▶ **Exercise directions**: In the entries that follow, find the word "retinned" and report each line it is on.

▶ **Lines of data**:
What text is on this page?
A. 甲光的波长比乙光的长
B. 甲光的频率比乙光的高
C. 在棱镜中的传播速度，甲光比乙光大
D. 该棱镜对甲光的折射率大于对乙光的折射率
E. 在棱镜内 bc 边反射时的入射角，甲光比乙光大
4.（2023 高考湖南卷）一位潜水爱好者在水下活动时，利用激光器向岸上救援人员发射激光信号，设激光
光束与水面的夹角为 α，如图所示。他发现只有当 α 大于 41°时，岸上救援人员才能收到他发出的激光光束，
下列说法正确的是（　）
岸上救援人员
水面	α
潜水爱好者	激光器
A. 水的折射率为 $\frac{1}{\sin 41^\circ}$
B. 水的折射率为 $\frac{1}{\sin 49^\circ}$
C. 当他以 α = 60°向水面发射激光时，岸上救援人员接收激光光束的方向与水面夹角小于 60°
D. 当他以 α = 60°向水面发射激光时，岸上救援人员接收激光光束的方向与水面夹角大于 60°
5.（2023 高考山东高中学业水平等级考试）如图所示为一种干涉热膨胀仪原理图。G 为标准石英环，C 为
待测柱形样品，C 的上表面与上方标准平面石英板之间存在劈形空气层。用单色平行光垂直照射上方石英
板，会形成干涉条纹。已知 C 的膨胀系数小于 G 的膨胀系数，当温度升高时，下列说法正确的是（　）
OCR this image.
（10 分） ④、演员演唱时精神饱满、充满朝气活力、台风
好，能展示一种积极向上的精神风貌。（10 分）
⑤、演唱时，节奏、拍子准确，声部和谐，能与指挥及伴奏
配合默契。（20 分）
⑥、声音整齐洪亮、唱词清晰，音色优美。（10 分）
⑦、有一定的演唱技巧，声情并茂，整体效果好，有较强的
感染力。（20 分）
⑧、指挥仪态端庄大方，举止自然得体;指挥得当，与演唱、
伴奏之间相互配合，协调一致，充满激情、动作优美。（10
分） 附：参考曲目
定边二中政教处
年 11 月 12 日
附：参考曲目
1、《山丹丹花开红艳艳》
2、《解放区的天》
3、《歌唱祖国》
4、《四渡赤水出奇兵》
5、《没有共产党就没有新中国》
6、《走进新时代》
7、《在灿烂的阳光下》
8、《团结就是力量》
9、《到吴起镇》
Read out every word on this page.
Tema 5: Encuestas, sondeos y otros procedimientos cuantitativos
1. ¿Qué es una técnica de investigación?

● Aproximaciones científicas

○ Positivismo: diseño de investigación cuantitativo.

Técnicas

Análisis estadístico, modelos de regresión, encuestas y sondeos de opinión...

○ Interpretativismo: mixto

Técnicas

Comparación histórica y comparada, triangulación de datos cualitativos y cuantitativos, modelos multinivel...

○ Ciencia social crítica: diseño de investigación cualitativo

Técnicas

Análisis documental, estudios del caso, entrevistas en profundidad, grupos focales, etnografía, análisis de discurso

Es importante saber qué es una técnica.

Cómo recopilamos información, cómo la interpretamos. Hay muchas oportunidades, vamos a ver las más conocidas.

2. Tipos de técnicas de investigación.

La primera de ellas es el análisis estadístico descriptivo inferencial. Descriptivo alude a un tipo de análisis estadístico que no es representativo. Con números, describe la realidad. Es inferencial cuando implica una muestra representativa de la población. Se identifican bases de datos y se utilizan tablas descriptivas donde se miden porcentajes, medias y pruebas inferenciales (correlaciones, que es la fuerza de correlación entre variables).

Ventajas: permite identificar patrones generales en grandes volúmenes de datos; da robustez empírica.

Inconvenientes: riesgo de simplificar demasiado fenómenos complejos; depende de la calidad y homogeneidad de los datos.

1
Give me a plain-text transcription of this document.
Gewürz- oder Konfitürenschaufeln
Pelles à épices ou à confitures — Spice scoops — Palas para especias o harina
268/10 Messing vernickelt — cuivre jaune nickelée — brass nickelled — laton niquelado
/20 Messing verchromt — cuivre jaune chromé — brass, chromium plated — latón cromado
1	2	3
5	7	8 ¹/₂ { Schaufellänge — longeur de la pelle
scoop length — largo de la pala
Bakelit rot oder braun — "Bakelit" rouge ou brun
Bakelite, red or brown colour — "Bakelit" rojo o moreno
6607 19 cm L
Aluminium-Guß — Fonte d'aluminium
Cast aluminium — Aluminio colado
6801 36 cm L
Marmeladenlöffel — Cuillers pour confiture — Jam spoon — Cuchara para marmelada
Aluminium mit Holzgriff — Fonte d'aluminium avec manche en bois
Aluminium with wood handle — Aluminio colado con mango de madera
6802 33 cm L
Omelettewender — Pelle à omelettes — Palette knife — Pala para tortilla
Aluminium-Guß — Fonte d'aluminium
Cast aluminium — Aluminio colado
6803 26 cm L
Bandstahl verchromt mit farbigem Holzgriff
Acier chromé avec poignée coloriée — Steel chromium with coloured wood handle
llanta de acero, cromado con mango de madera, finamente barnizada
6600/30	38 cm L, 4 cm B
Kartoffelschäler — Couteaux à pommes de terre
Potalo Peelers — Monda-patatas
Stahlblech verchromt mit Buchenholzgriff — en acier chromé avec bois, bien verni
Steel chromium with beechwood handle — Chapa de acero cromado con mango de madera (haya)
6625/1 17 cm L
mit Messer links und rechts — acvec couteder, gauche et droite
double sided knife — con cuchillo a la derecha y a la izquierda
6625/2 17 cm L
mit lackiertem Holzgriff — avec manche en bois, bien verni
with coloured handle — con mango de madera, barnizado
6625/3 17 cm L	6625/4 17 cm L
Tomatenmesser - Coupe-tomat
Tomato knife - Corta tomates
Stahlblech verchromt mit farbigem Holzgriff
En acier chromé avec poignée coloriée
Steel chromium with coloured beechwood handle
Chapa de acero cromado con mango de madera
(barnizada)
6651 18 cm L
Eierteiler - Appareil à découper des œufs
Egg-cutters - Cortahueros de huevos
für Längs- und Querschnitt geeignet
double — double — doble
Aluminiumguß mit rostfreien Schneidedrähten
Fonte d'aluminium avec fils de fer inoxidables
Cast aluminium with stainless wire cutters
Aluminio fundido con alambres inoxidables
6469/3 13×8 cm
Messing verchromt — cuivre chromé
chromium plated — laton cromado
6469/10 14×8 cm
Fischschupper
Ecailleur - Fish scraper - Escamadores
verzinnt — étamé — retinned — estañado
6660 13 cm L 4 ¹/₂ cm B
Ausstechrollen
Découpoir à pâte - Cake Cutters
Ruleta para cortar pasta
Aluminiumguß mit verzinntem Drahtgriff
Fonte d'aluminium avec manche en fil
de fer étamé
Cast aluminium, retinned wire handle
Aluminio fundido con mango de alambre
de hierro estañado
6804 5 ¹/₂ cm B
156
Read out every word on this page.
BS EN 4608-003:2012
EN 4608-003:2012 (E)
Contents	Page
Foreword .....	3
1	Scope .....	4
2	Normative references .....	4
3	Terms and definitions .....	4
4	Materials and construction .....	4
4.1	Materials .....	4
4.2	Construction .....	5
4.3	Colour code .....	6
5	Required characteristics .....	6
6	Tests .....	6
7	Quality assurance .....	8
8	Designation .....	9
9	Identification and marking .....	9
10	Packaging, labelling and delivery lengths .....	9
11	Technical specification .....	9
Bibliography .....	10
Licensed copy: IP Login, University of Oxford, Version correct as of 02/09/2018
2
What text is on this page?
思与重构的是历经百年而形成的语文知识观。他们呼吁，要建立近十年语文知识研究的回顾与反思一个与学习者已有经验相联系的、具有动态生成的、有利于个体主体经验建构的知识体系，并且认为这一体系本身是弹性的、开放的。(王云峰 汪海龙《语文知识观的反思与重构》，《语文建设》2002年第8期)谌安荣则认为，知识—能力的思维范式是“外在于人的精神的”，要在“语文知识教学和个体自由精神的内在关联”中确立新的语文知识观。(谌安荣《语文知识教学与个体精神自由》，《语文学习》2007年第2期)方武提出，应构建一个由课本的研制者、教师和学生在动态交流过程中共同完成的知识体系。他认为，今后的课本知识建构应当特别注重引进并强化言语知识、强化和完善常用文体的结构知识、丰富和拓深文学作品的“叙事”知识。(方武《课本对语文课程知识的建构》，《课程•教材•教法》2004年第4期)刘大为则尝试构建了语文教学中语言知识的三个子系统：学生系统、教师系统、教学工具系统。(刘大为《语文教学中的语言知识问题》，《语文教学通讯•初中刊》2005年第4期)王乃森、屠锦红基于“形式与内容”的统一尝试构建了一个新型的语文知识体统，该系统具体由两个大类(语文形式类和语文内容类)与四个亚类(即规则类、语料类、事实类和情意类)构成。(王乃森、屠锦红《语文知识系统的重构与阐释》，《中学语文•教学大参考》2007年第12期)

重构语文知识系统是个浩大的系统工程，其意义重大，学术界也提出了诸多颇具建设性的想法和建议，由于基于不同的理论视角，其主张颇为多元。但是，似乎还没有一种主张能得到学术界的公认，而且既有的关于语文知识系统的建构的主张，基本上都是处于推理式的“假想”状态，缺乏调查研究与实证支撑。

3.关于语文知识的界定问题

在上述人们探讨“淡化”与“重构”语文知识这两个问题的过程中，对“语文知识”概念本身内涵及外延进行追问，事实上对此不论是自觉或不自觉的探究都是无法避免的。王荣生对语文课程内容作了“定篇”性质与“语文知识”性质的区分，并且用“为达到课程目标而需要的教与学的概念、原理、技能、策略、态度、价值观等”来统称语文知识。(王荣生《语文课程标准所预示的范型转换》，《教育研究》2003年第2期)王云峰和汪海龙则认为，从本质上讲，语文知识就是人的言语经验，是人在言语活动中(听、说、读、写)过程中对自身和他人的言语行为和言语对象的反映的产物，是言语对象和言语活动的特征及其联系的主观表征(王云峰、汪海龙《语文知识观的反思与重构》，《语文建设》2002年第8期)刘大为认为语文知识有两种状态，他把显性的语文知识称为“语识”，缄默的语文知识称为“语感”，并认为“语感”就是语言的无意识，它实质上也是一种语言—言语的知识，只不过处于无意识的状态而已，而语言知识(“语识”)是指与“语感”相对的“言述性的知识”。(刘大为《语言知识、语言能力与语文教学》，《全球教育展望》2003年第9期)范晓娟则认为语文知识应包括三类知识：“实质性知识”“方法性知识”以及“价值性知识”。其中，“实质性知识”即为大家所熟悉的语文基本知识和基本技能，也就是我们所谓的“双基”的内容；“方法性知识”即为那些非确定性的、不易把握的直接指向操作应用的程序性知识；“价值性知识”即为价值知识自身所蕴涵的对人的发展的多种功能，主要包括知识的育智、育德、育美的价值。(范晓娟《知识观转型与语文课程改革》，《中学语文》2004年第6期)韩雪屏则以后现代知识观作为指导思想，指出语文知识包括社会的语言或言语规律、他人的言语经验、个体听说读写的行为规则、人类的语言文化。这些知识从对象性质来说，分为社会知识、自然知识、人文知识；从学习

▶ **Solution for this task**:
verzinnt — étamé — retinned — estañado
Cast aluminium, retinned wire handle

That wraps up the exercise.